## WHAT THE EXERCISE ASKS
Reproduce all of the data exactly, with no line skipped.

*-*-*

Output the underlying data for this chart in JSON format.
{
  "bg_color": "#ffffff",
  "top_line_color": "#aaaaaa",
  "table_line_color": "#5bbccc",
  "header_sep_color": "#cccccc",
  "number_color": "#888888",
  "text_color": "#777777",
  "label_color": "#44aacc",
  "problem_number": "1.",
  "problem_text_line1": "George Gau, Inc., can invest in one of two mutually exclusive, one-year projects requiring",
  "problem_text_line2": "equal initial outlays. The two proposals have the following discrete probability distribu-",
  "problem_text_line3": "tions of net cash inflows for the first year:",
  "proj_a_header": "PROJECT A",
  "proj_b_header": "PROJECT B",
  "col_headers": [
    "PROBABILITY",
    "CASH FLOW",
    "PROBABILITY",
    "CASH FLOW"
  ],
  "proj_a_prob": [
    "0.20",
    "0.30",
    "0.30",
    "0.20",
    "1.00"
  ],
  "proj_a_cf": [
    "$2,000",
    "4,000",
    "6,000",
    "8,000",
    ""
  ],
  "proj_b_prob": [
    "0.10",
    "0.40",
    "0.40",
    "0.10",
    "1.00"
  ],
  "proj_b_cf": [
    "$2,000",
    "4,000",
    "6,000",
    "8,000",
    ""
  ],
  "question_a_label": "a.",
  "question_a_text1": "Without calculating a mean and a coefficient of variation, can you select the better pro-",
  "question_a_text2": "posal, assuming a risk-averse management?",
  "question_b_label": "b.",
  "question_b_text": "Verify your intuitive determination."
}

*-*-*

## ANSWER TO THE TASK
Output the underlying data for this chart in JSON format.
{
  "bg_color": "#ffffff",
  "top_line_color": "#aaaaaa",
  "table_line_color": "#5bbccc",
  "header_sep_color": "#cccccc",
  "number_color": "#888888",
  "text_color": "#777777",
  "label_color": "#44aacc",
  "problem_number": "1.",
  "problem_text_line1": "George Gau, Inc., can invest in one of two mutually exclusive, one-year projects requiring",
  "problem_text_line2": "equal initial outlays. The two proposals have the following discrete probability distribu-",
  "problem_text_line3": "tions of net cash inflows for the first year:",
  "proj_a_header": "PROJECT A",
  "proj_b_header": "PROJECT B",
  "col_headers": [
    "PROBABILITY",
    "CASH FLOW",
    "PROBABILITY",
    "CASH FLOW"
  ],
  "proj_a_prob": [
    "0.20",
    "0.30",
    "0.30",
    "0.20",
    "1.00"
  ],
  "proj_a_cf": [
    "$2,000",
    "4,000",
    "6,000",
    "8,000",
    ""
  ],
  "proj_b_prob": [
    "0.10",
    "0.40",
    "0.40",
    "0.10",
    "1.00"
  ],
  "proj_b_cf": [
    "$2,000",
    "4,000",
    "6,000",
    "8,000",
    ""
  ],
  "question_a_label": "a.",
  "question_a_text1": "Without calculating a mean and a coefficient of variation, can you select the better pro-",
  "question_a_text2": "posal, assuming a risk-averse management?",
  "question_b_label": "b.",
  "question_b_text": "Verify your intuitive determination."
}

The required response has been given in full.